Extracted data entries.
■ ■ ■ ■ ■ ■ ■

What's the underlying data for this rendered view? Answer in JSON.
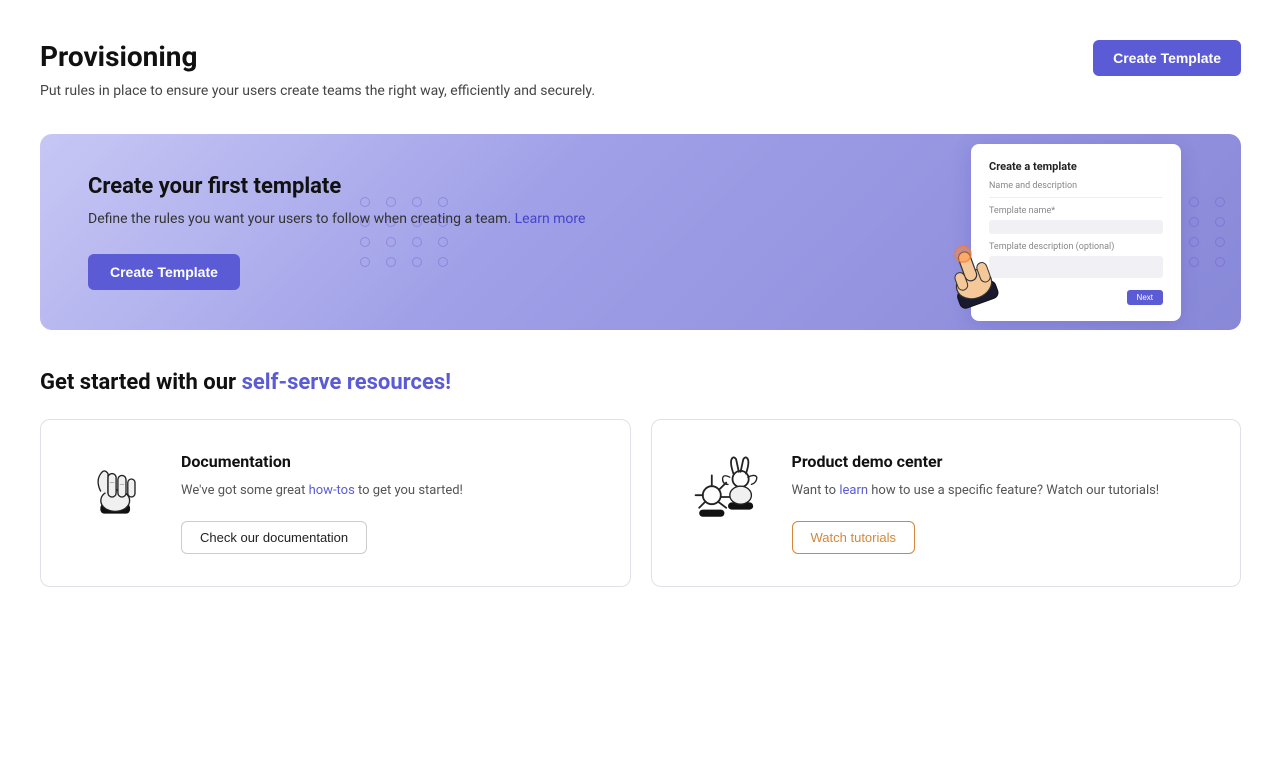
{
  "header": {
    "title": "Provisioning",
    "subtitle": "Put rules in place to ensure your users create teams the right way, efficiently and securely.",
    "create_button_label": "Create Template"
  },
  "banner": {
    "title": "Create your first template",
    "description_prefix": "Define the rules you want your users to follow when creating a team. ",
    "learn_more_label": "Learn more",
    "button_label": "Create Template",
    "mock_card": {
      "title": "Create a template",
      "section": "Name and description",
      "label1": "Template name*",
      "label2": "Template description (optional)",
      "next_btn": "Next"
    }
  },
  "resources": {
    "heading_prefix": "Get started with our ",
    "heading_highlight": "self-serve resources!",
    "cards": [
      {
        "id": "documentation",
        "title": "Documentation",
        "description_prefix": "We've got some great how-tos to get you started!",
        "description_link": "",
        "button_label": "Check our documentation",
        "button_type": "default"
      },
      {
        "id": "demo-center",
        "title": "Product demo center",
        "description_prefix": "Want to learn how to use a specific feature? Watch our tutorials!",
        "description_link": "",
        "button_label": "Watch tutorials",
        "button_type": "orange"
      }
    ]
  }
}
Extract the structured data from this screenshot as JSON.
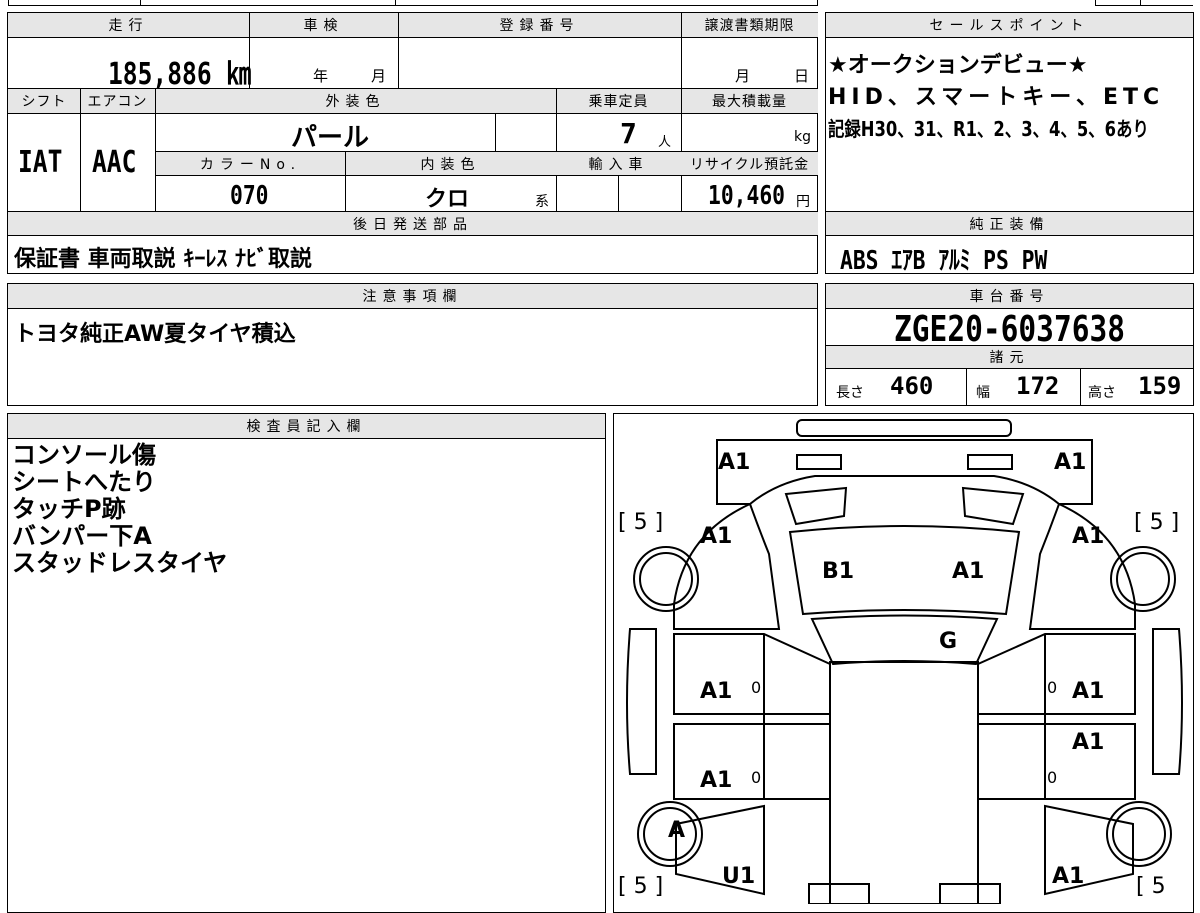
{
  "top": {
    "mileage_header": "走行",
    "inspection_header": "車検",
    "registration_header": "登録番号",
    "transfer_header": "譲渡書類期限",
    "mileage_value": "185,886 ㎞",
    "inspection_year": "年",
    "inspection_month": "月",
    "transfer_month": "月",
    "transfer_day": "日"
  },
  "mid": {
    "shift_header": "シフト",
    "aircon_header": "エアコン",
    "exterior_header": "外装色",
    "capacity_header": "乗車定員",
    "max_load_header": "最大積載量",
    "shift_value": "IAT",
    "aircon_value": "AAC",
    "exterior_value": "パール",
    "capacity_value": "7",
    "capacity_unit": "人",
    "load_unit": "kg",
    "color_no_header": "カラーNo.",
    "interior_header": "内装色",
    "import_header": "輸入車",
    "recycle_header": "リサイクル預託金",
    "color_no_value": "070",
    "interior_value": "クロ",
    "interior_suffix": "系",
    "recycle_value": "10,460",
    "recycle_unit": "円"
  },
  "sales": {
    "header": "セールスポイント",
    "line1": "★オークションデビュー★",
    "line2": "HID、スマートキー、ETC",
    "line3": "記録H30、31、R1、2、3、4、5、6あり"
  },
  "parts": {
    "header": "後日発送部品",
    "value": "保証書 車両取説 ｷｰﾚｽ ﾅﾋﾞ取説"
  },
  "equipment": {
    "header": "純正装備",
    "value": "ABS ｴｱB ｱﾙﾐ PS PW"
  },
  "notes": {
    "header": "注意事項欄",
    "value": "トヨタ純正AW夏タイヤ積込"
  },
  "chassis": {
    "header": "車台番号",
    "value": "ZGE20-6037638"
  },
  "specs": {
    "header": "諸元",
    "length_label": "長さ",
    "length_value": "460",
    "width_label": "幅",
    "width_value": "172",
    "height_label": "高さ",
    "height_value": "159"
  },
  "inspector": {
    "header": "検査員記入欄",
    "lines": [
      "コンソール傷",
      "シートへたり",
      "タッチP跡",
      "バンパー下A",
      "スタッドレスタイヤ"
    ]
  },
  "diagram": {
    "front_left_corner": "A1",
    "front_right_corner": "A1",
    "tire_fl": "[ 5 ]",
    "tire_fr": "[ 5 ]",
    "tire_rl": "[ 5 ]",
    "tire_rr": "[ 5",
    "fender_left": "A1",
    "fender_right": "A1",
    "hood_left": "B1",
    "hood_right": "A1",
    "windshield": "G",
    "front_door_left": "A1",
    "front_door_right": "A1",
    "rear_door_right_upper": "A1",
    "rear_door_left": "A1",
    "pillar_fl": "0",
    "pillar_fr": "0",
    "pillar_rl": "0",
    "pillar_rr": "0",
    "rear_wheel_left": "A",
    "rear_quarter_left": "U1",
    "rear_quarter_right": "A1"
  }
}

■ ■ ■ ■ ■ ■ ■

GIVEN REQUEST.
Transcribe all of the material exactly, leaving out whatever pictures it contains.

EXERCISE SOLUTION.
What's the underlying data for this rendered view? Answer in JSON.
{
  "header": {
    "title": "Provisioning",
    "subtitle": "Put rules in place to ensure your users create teams the right way, efficiently and securely.",
    "create_button_label": "Create Template"
  },
  "banner": {
    "title": "Create your first template",
    "description_prefix": "Define the rules you want your users to follow when creating a team. ",
    "learn_more_label": "Learn more",
    "button_label": "Create Template",
    "mock_card": {
      "title": "Create a template",
      "section": "Name and description",
      "label1": "Template name*",
      "label2": "Template description (optional)",
      "next_btn": "Next"
    }
  },
  "resources": {
    "heading_prefix": "Get started with our ",
    "heading_highlight": "self-serve resources!",
    "cards": [
      {
        "id": "documentation",
        "title": "Documentation",
        "description_prefix": "We've got some great how-tos to get you started!",
        "description_link": "",
        "button_label": "Check our documentation",
        "button_type": "default"
      },
      {
        "id": "demo-center",
        "title": "Product demo center",
        "description_prefix": "Want to learn how to use a specific feature? Watch our tutorials!",
        "description_link": "",
        "button_label": "Watch tutorials",
        "button_type": "orange"
      }
    ]
  }
}
Extract the structured data from this screenshot as JSON.
{
  "top": {
    "mileage_header": "走行",
    "inspection_header": "車検",
    "registration_header": "登録番号",
    "transfer_header": "譲渡書類期限",
    "mileage_value": "185,886 ㎞",
    "inspection_year": "年",
    "inspection_month": "月",
    "transfer_month": "月",
    "transfer_day": "日"
  },
  "mid": {
    "shift_header": "シフト",
    "aircon_header": "エアコン",
    "exterior_header": "外装色",
    "capacity_header": "乗車定員",
    "max_load_header": "最大積載量",
    "shift_value": "IAT",
    "aircon_value": "AAC",
    "exterior_value": "パール",
    "capacity_value": "7",
    "capacity_unit": "人",
    "load_unit": "kg",
    "color_no_header": "カラーNo.",
    "interior_header": "内装色",
    "import_header": "輸入車",
    "recycle_header": "リサイクル預託金",
    "color_no_value": "070",
    "interior_value": "クロ",
    "interior_suffix": "系",
    "recycle_value": "10,460",
    "recycle_unit": "円"
  },
  "sales": {
    "header": "セールスポイント",
    "line1": "★オークションデビュー★",
    "line2": "HID、スマートキー、ETC",
    "line3": "記録H30、31、R1、2、3、4、5、6あり"
  },
  "parts": {
    "header": "後日発送部品",
    "value": "保証書 車両取説 ｷｰﾚｽ ﾅﾋﾞ取説"
  },
  "equipment": {
    "header": "純正装備",
    "value": "ABS ｴｱB ｱﾙﾐ PS PW"
  },
  "notes": {
    "header": "注意事項欄",
    "value": "トヨタ純正AW夏タイヤ積込"
  },
  "chassis": {
    "header": "車台番号",
    "value": "ZGE20-6037638"
  },
  "specs": {
    "header": "諸元",
    "length_label": "長さ",
    "length_value": "460",
    "width_label": "幅",
    "width_value": "172",
    "height_label": "高さ",
    "height_value": "159"
  },
  "inspector": {
    "header": "検査員記入欄",
    "lines": [
      "コンソール傷",
      "シートへたり",
      "タッチP跡",
      "バンパー下A",
      "スタッドレスタイヤ"
    ]
  },
  "diagram": {
    "front_left_corner": "A1",
    "front_right_corner": "A1",
    "tire_fl": "[ 5 ]",
    "tire_fr": "[ 5 ]",
    "tire_rl": "[ 5 ]",
    "tire_rr": "[ 5",
    "fender_left": "A1",
    "fender_right": "A1",
    "hood_left": "B1",
    "hood_right": "A1",
    "windshield": "G",
    "front_door_left": "A1",
    "front_door_right": "A1",
    "rear_door_right_upper": "A1",
    "rear_door_left": "A1",
    "pillar_fl": "0",
    "pillar_fr": "0",
    "pillar_rl": "0",
    "pillar_rr": "0",
    "rear_wheel_left": "A",
    "rear_quarter_left": "U1",
    "rear_quarter_right": "A1"
  }
}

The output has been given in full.